▶ Work task 1
In the passage on the Self-Employed Income Support Scheme, what does the treasury minister's letter say the scheme was designed around?
▶ Work task 2
Continue the passage on the Self-Employed Income Support Scheme, starting after its final sentence and keeping its formal tone.

▶ Text under study
Replying to a recent suggestion I made by letter concerning the failure of the Self-Employed Income Support Scheme to offer help to the recently self-employed – as well as the lack of support offered to a great many people in other economically vulnerable categories – a treasury minister wrote that ‘to minimise the risk of fraud, the scheme is designed around information already known to [HMRC]…’ and later in the same letter ‘unfortunately HMRC would not be able to distinguish genuine self-employed individuals from fake applications by fraudulent operators…’

Whatever you think of the logic of this argument, the response missed my key point that the various strategies devised by the treasury to soften the blow of the lockdown did little or nothing to help the least resilient and most affected, in favour of compensating the better off. I made this point in my response to his letter.

However, the topsy-turvy approach to social inequality demonstrated by the government’s handling of the pandemic’s economic effects and poorly justified by this letter are a symptom of the deeper, more troubling malaise hinted at by the minister’s reply. By appealing to fraud as the justification for not adequately supporting the self-employed – or any specific group – through the consequences of the lockdown policy, the government indicate a wholesale lack of trust in the population it was elected to serve.

▶ Entries supplied
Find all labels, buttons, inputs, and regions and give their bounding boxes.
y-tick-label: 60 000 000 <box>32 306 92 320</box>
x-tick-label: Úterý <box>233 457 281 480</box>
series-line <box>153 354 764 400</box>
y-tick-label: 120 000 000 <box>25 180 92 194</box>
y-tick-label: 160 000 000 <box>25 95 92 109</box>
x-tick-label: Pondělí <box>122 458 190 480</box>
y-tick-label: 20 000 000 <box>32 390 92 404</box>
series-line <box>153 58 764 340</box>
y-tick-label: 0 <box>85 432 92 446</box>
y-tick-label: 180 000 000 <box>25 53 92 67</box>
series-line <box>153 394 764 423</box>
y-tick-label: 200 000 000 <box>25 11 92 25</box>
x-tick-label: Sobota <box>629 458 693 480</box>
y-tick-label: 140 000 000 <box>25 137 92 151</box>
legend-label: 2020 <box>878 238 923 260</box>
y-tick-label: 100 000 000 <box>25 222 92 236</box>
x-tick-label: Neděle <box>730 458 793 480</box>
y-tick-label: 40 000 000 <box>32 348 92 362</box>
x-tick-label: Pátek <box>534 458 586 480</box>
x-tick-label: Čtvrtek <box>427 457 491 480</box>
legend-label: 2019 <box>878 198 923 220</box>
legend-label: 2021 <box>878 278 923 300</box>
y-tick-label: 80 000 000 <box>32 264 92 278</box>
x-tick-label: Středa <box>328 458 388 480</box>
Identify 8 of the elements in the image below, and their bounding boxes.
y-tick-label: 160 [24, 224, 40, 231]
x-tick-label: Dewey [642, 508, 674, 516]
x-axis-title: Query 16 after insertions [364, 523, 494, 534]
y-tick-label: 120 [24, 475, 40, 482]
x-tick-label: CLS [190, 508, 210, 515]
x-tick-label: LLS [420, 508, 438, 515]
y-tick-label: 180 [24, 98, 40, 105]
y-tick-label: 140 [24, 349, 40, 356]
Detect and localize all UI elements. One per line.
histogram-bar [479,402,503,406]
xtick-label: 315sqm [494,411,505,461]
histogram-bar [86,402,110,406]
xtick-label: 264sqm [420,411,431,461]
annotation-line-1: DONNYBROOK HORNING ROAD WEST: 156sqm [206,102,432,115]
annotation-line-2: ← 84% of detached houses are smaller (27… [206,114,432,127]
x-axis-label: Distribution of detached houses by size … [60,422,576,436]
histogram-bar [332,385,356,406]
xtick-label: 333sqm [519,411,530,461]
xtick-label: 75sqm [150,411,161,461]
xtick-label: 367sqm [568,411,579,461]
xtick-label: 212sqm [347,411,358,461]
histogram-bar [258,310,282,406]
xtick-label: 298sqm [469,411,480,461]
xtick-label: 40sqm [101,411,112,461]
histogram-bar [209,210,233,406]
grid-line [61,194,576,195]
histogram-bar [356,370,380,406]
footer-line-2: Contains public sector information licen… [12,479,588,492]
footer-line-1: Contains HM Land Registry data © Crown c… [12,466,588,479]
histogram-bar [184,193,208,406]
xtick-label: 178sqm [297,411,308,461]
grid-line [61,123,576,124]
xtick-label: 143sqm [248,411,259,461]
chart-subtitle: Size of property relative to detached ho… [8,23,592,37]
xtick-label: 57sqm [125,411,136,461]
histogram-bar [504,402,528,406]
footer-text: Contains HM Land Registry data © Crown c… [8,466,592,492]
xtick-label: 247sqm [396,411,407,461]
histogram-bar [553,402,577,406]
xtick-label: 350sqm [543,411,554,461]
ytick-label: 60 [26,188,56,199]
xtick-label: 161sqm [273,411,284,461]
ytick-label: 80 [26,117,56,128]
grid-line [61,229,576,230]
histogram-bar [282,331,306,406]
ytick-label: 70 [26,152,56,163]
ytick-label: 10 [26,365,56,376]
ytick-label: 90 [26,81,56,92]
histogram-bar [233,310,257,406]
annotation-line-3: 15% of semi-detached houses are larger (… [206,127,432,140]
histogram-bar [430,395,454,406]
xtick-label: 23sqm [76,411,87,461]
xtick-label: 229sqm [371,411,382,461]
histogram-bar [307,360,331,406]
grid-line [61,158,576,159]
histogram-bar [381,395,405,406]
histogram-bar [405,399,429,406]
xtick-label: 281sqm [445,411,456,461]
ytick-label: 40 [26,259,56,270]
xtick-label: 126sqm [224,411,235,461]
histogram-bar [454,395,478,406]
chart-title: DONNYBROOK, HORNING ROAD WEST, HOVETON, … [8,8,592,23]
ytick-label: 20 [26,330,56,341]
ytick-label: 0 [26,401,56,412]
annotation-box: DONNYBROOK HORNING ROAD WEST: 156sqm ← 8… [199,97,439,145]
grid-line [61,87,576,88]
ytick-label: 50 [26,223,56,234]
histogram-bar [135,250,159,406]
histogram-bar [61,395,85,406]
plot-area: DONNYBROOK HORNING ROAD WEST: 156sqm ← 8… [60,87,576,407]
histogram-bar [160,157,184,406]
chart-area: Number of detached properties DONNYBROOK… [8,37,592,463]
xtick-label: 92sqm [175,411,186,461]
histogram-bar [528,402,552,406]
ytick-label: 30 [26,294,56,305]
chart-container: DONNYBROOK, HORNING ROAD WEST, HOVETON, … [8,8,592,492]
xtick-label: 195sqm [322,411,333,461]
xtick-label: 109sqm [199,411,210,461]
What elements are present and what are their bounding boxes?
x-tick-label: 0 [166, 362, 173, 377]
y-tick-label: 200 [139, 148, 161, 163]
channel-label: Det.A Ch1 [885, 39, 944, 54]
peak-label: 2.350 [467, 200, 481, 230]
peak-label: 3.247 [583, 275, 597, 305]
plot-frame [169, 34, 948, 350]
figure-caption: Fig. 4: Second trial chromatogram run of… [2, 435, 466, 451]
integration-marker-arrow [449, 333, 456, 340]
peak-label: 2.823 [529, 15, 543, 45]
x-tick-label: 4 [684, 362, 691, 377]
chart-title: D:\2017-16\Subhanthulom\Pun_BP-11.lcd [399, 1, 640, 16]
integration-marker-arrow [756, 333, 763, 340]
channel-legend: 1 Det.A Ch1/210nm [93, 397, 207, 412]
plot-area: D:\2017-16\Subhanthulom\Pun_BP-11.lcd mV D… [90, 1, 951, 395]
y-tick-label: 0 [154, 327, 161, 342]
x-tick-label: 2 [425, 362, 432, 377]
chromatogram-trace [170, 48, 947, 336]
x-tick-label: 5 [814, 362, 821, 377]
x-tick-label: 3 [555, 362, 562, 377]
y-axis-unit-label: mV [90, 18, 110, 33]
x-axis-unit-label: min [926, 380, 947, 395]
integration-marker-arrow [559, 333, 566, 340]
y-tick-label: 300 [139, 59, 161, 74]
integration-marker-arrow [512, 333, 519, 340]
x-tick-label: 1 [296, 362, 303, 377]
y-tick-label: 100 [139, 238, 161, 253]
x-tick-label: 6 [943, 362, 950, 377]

▶ Result 1
Information already known to HMRC, in order to minimize the risk of fraud.

▶ Result 2
This is truly disturbing. If the government doesn’t trust the people, it will not care for the people, as demonstrated by its response to this question. And if the government has no trust in the people, why should anyone be surprised that the people lose trust in the government? – especially when its own representatives and acolytes seem to go out of their way with Putinesque levels of disregard for truth or the consequences of breaking that trust? If there is no trust between people and government, what do words like ‘mandate’ and ‘democracy’ mean? Perhaps we can use another Greek word to describe that kind of government – the original meaning of ‘tyranny’ no less.

Of course this is not the first government to undermine trust. However, this government is led by people who do not engender trust and who are therefore quick to project that incapacity onto the population with whose well-being they are unfortunately entrusted. We can only hope that sufficient numbers of their own backbenchers realise the corrosive peril of that culture sooner rather than later and act to change it in whatever way is within their power.